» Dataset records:
## begin

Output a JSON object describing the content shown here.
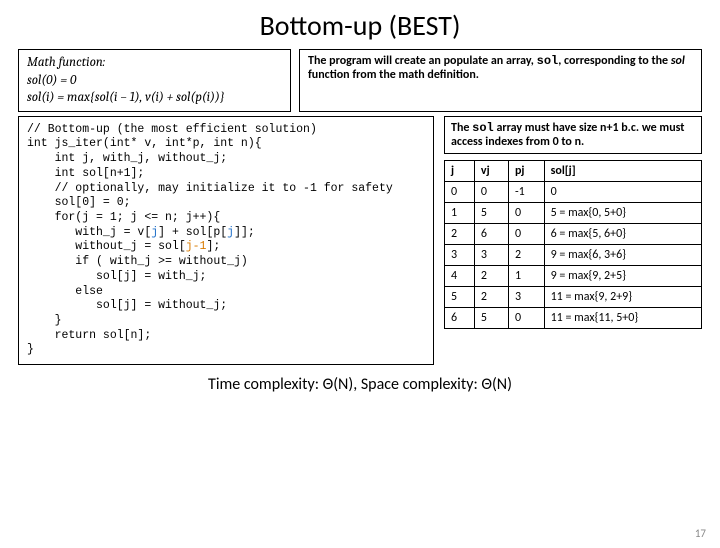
{
  "title": "Bottom-up (BEST)",
  "math": {
    "label": "Math function:",
    "l1": "sol(0) = 0",
    "l2": "sol(i) = max{sol(i − 1), v(i) + sol(p(i))}"
  },
  "desc": {
    "t1": "The program will create an populate an array, ",
    "code": "sol",
    "t2": ", corresponding to the ",
    "it": "sol",
    "t3": " function from the math definition."
  },
  "code": {
    "l0": "// Bottom-up (the most efficient solution)",
    "l1": "int js_iter(int* v, int*p, int n){",
    "l2": "    int j, with_j, without_j;",
    "l3": "    int sol[n+1];",
    "l4": "    // optionally, may initialize it to -1 for safety",
    "l5": "    sol[0] = 0;",
    "l6": "    for(j = 1; j <= n; j++){",
    "l7a": "       with_j = v[",
    "l7b": "j",
    "l7c": "] + sol[p[",
    "l7d": "j",
    "l7e": "]];",
    "l8a": "       without_j = sol[",
    "l8b": "j-1",
    "l8c": "];",
    "l9": "       if ( with_j >= without_j)",
    "l10": "          sol[j] = with_j;",
    "l11": "       else",
    "l12": "          sol[j] = without_j;",
    "l13": "    }",
    "l14": "    return sol[n];",
    "l15": "}"
  },
  "note": {
    "t1": "The ",
    "code": "sol",
    "t2": " array must have size n+1 b.c. we must access indexes from 0 to n."
  },
  "tbl": {
    "h": [
      "j",
      "vj",
      "pj",
      "sol[j]"
    ],
    "r": [
      [
        "0",
        "0",
        "-1",
        "0"
      ],
      [
        "1",
        "5",
        "0",
        "5 = max{0, 5+0}"
      ],
      [
        "2",
        "6",
        "0",
        "6 = max{5, 6+0}"
      ],
      [
        "3",
        "3",
        "2",
        "9 = max{6, 3+6}"
      ],
      [
        "4",
        "2",
        "1",
        "9 = max{9, 2+5}"
      ],
      [
        "5",
        "2",
        "3",
        "11 = max{9, 2+9}"
      ],
      [
        "6",
        "5",
        "0",
        "11 = max{11, 5+0}"
      ]
    ]
  },
  "complex": "Time complexity: Θ(N), Space complexity: Θ(N)",
  "page": "17"
}
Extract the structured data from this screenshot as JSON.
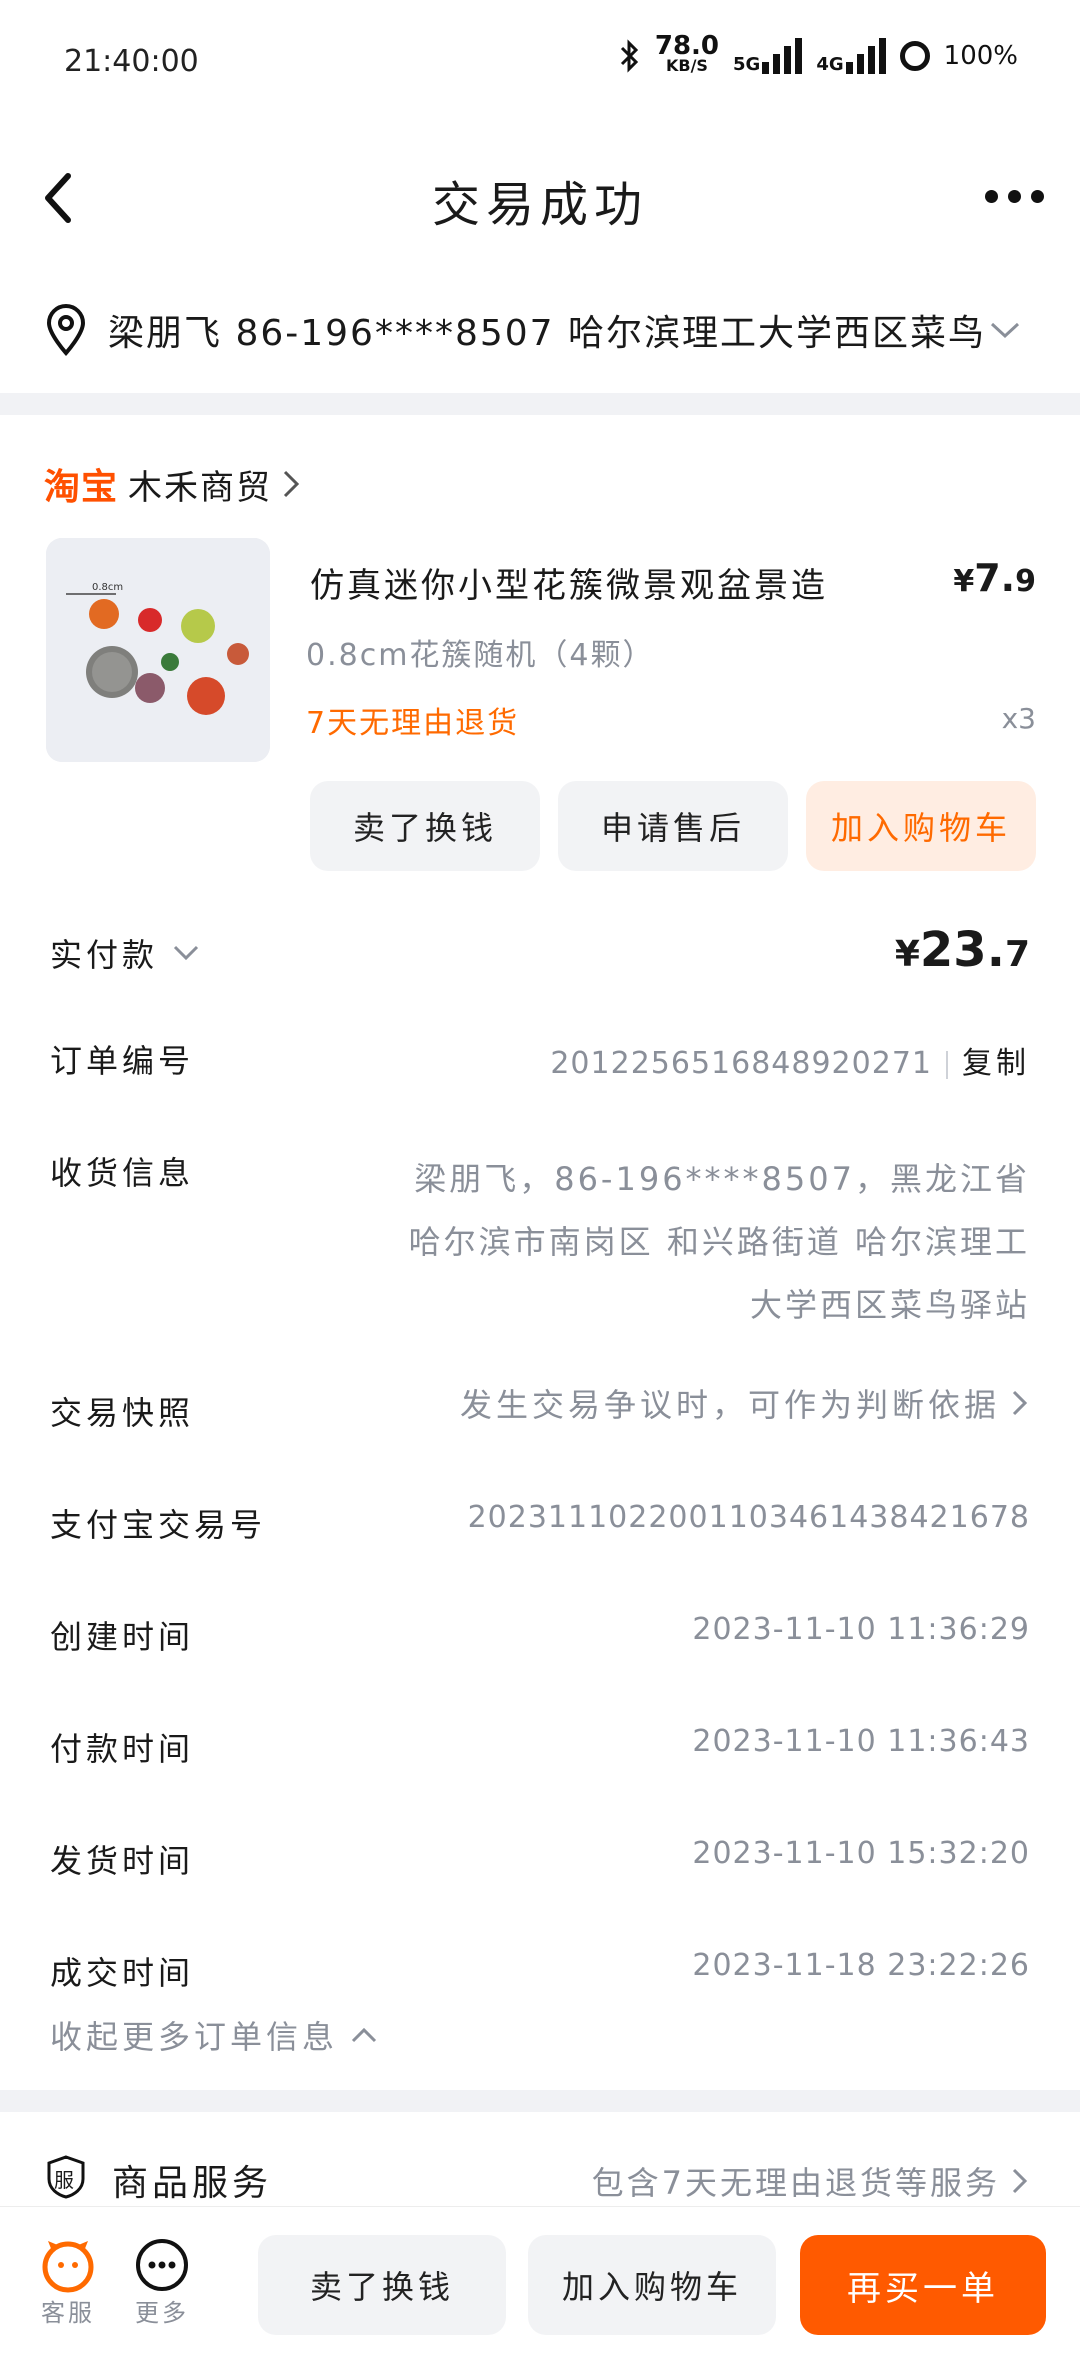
{
  "status_bar": {
    "time": "21:40:00",
    "net_speed": "78.0",
    "net_unit": "KB/S",
    "net1": "5G",
    "net2": "4G",
    "battery": "100%"
  },
  "header": {
    "title": "交易成功"
  },
  "address_bar": {
    "text": "梁朋飞 86-196****8507 哈尔滨理工大学西区菜鸟…"
  },
  "store": {
    "brand": "淘宝",
    "name": "木禾商贸"
  },
  "product": {
    "title": "仿真迷你小型花簇微景观盆景造",
    "price_symbol": "¥",
    "price_int": "7.",
    "price_dec": "9",
    "spec": "0.8cm花簇随机（4颗）",
    "return_tag": "7天无理由退货",
    "quantity": "x3",
    "btn_sell": "卖了换钱",
    "btn_after_sale": "申请售后",
    "btn_add_cart": "加入购物车",
    "thumb_label": "0.8cm"
  },
  "order": {
    "paid_label": "实付款",
    "paid_symbol": "¥",
    "paid_int": "23.",
    "paid_dec": "7",
    "order_no_label": "订单编号",
    "order_no": "2012256516848920271",
    "copy_label": "复制",
    "shipping_label": "收货信息",
    "shipping_value": "梁朋飞，86-196****8507，黑龙江省哈尔滨市南岗区 和兴路街道 哈尔滨理工大学西区菜鸟驿站",
    "snapshot_label": "交易快照",
    "snapshot_value": "发生交易争议时，可作为判断依据",
    "alipay_label": "支付宝交易号",
    "alipay_value": "2023111022001103461438421678",
    "created_label": "创建时间",
    "created_value": "2023-11-10 11:36:29",
    "paid_time_label": "付款时间",
    "paid_time_value": "2023-11-10 11:36:43",
    "shipped_label": "发货时间",
    "shipped_value": "2023-11-10 15:32:20",
    "deal_label": "成交时间",
    "deal_value": "2023-11-18 23:22:26",
    "collapse_label": "收起更多订单信息"
  },
  "service": {
    "icon_char": "服",
    "title": "商品服务",
    "value": "包含7天无理由退货等服务"
  },
  "bottom_bar": {
    "service_label": "客服",
    "more_label": "更多",
    "btn_sell": "卖了换钱",
    "btn_cart": "加入购物车",
    "btn_rebuy": "再买一单"
  },
  "colors": {
    "accent": "#ff5000",
    "grey_text": "#8a8f99",
    "divider": "#f1f2f5"
  }
}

## end

Your task is to copy the entries in full and exactly, without any images.

» Response to the task:
Output a JSON object describing the content shown here.
{
  "title": "Bottom-up (BEST)",
  "math": {
    "label": "Math function:",
    "l1": "sol(0) = 0",
    "l2": "sol(i) = max{sol(i − 1), v(i) + sol(p(i))}"
  },
  "desc": {
    "t1": "The program will create an populate an array, ",
    "code": "sol",
    "t2": ", corresponding to the ",
    "it": "sol",
    "t3": " function from the math definition."
  },
  "code": {
    "l0": "// Bottom-up (the most efficient solution)",
    "l1": "int js_iter(int* v, int*p, int n){",
    "l2": "    int j, with_j, without_j;",
    "l3": "    int sol[n+1];",
    "l4": "    // optionally, may initialize it to -1 for safety",
    "l5": "    sol[0] = 0;",
    "l6": "    for(j = 1; j <= n; j++){",
    "l7a": "       with_j = v[",
    "l7b": "j",
    "l7c": "] + sol[p[",
    "l7d": "j",
    "l7e": "]];",
    "l8a": "       without_j = sol[",
    "l8b": "j-1",
    "l8c": "];",
    "l9": "       if ( with_j >= without_j)",
    "l10": "          sol[j] = with_j;",
    "l11": "       else",
    "l12": "          sol[j] = without_j;",
    "l13": "    }",
    "l14": "    return sol[n];",
    "l15": "}"
  },
  "note": {
    "t1": "The ",
    "code": "sol",
    "t2": " array must have size n+1 b.c. we must access indexes from 0 to n."
  },
  "tbl": {
    "h": [
      "j",
      "vj",
      "pj",
      "sol[j]"
    ],
    "r": [
      [
        "0",
        "0",
        "-1",
        "0"
      ],
      [
        "1",
        "5",
        "0",
        "5 = max{0, 5+0}"
      ],
      [
        "2",
        "6",
        "0",
        "6 = max{5, 6+0}"
      ],
      [
        "3",
        "3",
        "2",
        "9 = max{6, 3+6}"
      ],
      [
        "4",
        "2",
        "1",
        "9 = max{9, 2+5}"
      ],
      [
        "5",
        "2",
        "3",
        "11 = max{9, 2+9}"
      ],
      [
        "6",
        "5",
        "0",
        "11 = max{11, 5+0}"
      ]
    ]
  },
  "complex": "Time complexity: Θ(N), Space complexity: Θ(N)",
  "page": "17"
}
Extract the structured data from this screenshot as JSON.
{
  "status_bar": {
    "time": "21:40:00",
    "net_speed": "78.0",
    "net_unit": "KB/S",
    "net1": "5G",
    "net2": "4G",
    "battery": "100%"
  },
  "header": {
    "title": "交易成功"
  },
  "address_bar": {
    "text": "梁朋飞 86-196****8507 哈尔滨理工大学西区菜鸟…"
  },
  "store": {
    "brand": "淘宝",
    "name": "木禾商贸"
  },
  "product": {
    "title": "仿真迷你小型花簇微景观盆景造",
    "price_symbol": "¥",
    "price_int": "7.",
    "price_dec": "9",
    "spec": "0.8cm花簇随机（4颗）",
    "return_tag": "7天无理由退货",
    "quantity": "x3",
    "btn_sell": "卖了换钱",
    "btn_after_sale": "申请售后",
    "btn_add_cart": "加入购物车",
    "thumb_label": "0.8cm"
  },
  "order": {
    "paid_label": "实付款",
    "paid_symbol": "¥",
    "paid_int": "23.",
    "paid_dec": "7",
    "order_no_label": "订单编号",
    "order_no": "2012256516848920271",
    "copy_label": "复制",
    "shipping_label": "收货信息",
    "shipping_value": "梁朋飞，86-196****8507，黑龙江省哈尔滨市南岗区 和兴路街道 哈尔滨理工大学西区菜鸟驿站",
    "snapshot_label": "交易快照",
    "snapshot_value": "发生交易争议时，可作为判断依据",
    "alipay_label": "支付宝交易号",
    "alipay_value": "2023111022001103461438421678",
    "created_label": "创建时间",
    "created_value": "2023-11-10 11:36:29",
    "paid_time_label": "付款时间",
    "paid_time_value": "2023-11-10 11:36:43",
    "shipped_label": "发货时间",
    "shipped_value": "2023-11-10 15:32:20",
    "deal_label": "成交时间",
    "deal_value": "2023-11-18 23:22:26",
    "collapse_label": "收起更多订单信息"
  },
  "service": {
    "icon_char": "服",
    "title": "商品服务",
    "value": "包含7天无理由退货等服务"
  },
  "bottom_bar": {
    "service_label": "客服",
    "more_label": "更多",
    "btn_sell": "卖了换钱",
    "btn_cart": "加入购物车",
    "btn_rebuy": "再买一单"
  },
  "colors": {
    "accent": "#ff5000",
    "grey_text": "#8a8f99",
    "divider": "#f1f2f5"
  }
}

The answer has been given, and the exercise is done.